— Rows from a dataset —
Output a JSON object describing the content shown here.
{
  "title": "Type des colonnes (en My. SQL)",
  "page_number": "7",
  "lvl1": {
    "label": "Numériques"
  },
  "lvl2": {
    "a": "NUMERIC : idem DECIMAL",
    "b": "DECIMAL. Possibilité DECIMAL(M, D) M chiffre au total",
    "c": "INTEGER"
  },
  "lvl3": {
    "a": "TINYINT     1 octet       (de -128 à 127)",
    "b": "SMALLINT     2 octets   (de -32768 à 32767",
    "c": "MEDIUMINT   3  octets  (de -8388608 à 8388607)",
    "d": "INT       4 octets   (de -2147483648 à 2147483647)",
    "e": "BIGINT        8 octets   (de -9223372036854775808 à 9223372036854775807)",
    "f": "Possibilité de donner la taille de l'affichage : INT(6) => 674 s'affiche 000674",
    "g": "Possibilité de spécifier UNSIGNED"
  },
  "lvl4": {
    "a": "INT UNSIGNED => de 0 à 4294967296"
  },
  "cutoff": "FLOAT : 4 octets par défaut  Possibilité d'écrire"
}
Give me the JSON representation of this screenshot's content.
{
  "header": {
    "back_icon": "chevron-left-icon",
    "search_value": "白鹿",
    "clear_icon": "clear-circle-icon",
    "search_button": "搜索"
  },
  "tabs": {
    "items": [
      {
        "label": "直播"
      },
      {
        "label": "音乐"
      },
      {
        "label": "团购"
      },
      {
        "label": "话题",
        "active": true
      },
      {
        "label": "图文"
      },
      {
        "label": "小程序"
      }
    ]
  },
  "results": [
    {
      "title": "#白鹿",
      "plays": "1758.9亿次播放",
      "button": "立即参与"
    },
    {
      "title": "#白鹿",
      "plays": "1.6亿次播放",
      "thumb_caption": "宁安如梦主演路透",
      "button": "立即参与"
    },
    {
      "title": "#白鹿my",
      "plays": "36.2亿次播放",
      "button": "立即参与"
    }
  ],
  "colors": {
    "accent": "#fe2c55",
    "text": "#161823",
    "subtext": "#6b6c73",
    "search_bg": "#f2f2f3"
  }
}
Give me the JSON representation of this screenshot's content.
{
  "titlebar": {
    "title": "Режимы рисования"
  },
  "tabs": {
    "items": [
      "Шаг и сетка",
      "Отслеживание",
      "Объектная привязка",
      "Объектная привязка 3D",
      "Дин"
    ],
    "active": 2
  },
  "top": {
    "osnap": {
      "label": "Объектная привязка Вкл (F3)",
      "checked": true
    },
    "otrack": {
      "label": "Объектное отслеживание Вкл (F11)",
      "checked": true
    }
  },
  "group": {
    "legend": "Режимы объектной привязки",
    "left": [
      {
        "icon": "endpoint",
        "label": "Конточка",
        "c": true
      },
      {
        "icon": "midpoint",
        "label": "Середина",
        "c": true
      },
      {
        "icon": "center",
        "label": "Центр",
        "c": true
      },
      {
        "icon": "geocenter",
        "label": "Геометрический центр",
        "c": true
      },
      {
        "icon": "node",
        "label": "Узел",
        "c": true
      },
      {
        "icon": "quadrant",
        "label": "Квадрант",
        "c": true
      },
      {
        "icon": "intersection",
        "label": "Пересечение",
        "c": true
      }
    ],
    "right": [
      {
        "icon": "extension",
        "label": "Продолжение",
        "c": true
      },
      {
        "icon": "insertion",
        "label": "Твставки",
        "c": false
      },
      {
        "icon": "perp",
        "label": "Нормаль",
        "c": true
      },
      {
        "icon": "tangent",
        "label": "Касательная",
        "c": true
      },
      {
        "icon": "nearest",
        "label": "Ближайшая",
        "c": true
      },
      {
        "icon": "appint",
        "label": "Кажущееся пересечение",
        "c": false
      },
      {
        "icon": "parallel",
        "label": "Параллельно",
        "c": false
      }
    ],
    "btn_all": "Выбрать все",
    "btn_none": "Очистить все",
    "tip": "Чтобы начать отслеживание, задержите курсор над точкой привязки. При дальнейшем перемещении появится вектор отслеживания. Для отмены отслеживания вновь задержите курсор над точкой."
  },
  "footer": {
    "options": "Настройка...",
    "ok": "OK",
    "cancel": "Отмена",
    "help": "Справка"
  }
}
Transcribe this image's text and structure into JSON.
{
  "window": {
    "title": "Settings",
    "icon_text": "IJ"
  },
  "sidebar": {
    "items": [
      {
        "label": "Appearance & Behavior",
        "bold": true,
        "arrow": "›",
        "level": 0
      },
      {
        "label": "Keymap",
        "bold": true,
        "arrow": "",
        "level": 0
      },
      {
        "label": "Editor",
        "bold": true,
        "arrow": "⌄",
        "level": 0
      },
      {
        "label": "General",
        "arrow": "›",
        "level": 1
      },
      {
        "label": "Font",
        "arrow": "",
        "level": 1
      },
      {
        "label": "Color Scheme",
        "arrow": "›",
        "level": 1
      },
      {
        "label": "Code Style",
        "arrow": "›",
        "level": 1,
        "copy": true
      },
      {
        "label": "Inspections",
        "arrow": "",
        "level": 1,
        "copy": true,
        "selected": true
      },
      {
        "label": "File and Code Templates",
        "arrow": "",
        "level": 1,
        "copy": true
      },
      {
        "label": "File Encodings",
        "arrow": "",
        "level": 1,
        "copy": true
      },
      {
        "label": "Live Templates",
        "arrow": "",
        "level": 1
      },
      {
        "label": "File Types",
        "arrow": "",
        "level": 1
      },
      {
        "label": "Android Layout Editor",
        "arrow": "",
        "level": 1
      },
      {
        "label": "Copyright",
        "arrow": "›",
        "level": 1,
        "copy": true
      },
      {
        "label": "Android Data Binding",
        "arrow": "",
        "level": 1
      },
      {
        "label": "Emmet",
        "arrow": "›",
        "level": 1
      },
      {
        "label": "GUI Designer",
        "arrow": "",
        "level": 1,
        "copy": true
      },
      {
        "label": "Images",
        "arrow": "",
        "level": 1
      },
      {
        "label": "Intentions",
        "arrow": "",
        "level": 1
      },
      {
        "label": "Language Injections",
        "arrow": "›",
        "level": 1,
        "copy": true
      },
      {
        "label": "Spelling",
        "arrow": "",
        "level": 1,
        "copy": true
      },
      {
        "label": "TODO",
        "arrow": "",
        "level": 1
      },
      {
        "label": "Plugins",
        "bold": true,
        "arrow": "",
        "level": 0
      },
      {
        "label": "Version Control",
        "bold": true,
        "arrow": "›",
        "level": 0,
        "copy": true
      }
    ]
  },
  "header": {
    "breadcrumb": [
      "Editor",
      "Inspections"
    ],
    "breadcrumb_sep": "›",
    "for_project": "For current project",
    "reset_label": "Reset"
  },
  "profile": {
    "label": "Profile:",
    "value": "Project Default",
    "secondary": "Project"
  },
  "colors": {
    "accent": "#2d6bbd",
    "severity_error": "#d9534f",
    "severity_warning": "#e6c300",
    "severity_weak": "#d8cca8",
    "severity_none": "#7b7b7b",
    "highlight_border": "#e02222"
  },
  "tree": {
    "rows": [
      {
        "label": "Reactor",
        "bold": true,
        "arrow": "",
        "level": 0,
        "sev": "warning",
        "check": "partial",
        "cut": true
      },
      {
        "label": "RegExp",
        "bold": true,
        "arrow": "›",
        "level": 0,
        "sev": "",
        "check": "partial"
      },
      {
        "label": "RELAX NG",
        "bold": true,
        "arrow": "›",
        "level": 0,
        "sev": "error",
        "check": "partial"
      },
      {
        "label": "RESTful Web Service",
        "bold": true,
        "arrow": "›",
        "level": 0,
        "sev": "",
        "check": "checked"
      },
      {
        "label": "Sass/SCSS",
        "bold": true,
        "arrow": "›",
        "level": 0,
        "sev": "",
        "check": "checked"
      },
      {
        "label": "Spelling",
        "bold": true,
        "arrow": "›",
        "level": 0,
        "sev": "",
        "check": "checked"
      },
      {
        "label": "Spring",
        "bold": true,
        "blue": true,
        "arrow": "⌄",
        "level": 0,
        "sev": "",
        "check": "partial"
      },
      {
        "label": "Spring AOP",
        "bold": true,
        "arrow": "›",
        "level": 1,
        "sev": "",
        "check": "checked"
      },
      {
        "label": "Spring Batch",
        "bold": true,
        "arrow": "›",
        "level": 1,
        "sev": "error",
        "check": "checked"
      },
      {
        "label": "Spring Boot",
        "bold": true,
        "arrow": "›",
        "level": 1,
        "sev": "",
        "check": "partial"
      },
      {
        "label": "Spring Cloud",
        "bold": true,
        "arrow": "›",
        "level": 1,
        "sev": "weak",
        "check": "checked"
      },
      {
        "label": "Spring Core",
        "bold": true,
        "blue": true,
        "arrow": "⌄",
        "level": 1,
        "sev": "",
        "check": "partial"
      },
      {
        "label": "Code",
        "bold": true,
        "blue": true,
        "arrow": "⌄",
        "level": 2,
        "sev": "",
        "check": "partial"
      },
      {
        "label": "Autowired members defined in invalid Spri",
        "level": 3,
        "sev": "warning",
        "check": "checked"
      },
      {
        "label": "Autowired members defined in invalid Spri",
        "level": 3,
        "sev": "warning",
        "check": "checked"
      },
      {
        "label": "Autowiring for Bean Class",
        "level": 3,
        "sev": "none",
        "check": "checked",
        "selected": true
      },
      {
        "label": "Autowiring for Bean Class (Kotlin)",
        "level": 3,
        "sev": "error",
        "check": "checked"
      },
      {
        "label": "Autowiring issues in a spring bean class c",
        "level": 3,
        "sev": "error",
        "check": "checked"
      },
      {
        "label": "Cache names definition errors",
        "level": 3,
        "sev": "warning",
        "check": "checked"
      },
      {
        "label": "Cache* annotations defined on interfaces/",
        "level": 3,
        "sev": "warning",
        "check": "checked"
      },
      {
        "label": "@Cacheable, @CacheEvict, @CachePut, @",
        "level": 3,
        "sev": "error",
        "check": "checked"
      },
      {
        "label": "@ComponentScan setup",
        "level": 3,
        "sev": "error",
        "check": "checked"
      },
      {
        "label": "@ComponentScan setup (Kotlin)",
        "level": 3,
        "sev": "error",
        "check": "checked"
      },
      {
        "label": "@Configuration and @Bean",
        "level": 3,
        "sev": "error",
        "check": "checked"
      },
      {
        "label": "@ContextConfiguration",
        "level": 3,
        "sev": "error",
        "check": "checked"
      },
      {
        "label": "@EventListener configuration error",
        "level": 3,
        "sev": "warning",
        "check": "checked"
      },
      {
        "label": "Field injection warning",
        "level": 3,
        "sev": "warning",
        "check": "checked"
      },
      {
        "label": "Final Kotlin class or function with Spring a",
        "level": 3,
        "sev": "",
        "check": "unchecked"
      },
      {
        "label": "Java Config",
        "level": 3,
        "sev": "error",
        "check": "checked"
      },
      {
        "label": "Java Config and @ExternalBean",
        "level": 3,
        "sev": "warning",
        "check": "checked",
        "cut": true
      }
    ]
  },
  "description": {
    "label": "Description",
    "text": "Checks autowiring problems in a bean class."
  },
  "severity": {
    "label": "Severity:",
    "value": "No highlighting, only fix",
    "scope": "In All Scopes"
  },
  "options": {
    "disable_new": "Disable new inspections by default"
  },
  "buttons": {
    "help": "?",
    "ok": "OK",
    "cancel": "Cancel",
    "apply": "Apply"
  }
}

— JOB —
Give the count of lines in the data shown above that contain "Java", and nothing else.

— COMPLETED EXERCISE —
2